- SET TASK
Please transcribe the data that follows without the pictures, keeping every word the same.

- INFORMATION GIVEN
--
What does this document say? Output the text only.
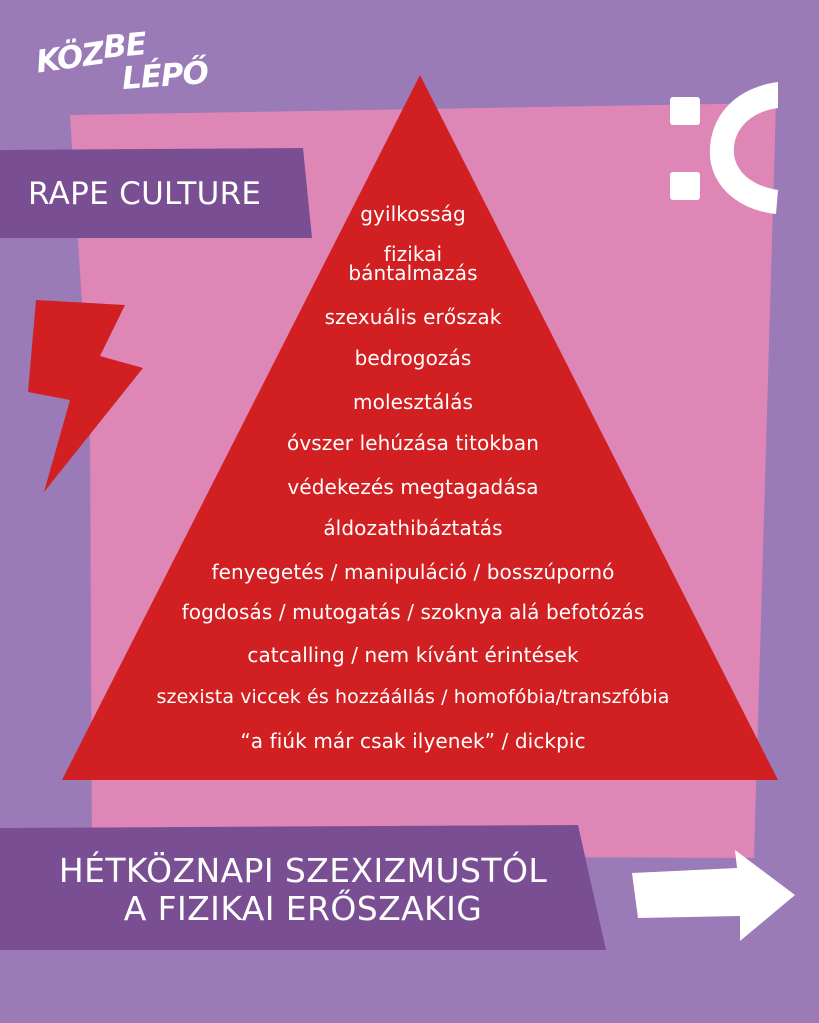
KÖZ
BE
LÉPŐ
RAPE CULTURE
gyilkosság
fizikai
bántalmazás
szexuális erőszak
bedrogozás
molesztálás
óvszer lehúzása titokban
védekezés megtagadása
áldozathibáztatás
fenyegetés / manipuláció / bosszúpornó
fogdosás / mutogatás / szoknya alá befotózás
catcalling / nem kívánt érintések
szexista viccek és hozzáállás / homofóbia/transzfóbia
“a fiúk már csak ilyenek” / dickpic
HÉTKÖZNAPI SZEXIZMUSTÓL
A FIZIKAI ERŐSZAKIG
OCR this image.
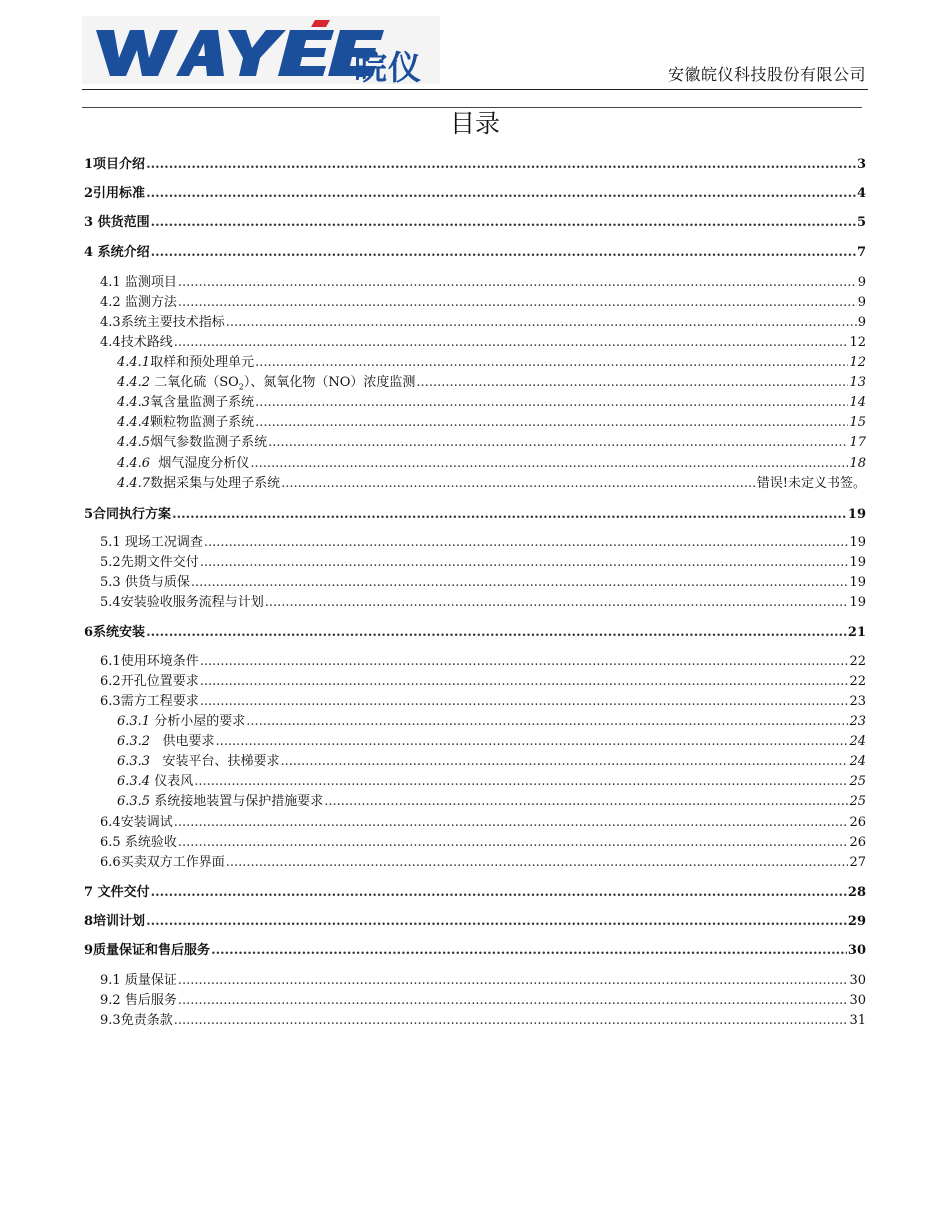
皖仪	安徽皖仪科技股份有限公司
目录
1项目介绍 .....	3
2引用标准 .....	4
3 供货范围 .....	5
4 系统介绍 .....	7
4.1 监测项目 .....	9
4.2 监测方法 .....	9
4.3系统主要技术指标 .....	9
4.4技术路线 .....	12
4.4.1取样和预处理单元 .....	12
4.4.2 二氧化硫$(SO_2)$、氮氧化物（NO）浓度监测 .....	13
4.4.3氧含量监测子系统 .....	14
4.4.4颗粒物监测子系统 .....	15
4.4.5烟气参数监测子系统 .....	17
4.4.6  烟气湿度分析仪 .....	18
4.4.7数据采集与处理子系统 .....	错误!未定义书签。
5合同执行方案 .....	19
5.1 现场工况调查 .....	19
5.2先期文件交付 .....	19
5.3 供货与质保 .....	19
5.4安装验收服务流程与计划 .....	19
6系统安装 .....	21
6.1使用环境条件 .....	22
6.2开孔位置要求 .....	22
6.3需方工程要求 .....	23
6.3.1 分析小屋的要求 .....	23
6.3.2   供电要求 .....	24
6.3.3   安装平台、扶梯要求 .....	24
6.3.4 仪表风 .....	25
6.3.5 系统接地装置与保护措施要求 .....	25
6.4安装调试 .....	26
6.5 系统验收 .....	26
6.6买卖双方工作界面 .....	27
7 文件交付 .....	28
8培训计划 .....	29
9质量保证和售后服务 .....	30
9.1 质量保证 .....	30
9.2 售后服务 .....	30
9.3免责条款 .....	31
--
- WORKED ANSWER
What does this document say? Output the text only.
KÖZ
BE
LÉPŐ
RAPE CULTURE
gyilkosság
fizikai
bántalmazás
szexuális erőszak
bedrogozás
molesztálás
óvszer lehúzása titokban
védekezés megtagadása
áldozathibáztatás
fenyegetés / manipuláció / bosszúpornó
fogdosás / mutogatás / szoknya alá befotózás
catcalling / nem kívánt érintések
szexista viccek és hozzáállás / homofóbia/transzfóbia
“a fiúk már csak ilyenek” / dickpic
HÉTKÖZNAPI SZEXIZMUSTÓL
A FIZIKAI ERŐSZAKIG
OCR this image.
皖仪	安徽皖仪科技股份有限公司
目录
1项目介绍 .....	3
2引用标准 .....	4
3 供货范围 .....	5
4 系统介绍 .....	7
4.1 监测项目 .....	9
4.2 监测方法 .....	9
4.3系统主要技术指标 .....	9
4.4技术路线 .....	12
4.4.1取样和预处理单元 .....	12
4.4.2 二氧化硫$(SO_2)$、氮氧化物（NO）浓度监测 .....	13
4.4.3氧含量监测子系统 .....	14
4.4.4颗粒物监测子系统 .....	15
4.4.5烟气参数监测子系统 .....	17
4.4.6  烟气湿度分析仪 .....	18
4.4.7数据采集与处理子系统 .....	错误!未定义书签。
5合同执行方案 .....	19
5.1 现场工况调查 .....	19
5.2先期文件交付 .....	19
5.3 供货与质保 .....	19
5.4安装验收服务流程与计划 .....	19
6系统安装 .....	21
6.1使用环境条件 .....	22
6.2开孔位置要求 .....	22
6.3需方工程要求 .....	23
6.3.1 分析小屋的要求 .....	23
6.3.2   供电要求 .....	24
6.3.3   安装平台、扶梯要求 .....	24
6.3.4 仪表风 .....	25
6.3.5 系统接地装置与保护措施要求 .....	25
6.4安装调试 .....	26
6.5 系统验收 .....	26
6.6买卖双方工作界面 .....	27
7 文件交付 .....	28
8培训计划 .....	29
9质量保证和售后服务 .....	30
9.1 质量保证 .....	30
9.2 售后服务 .....	30
9.3免责条款 .....	31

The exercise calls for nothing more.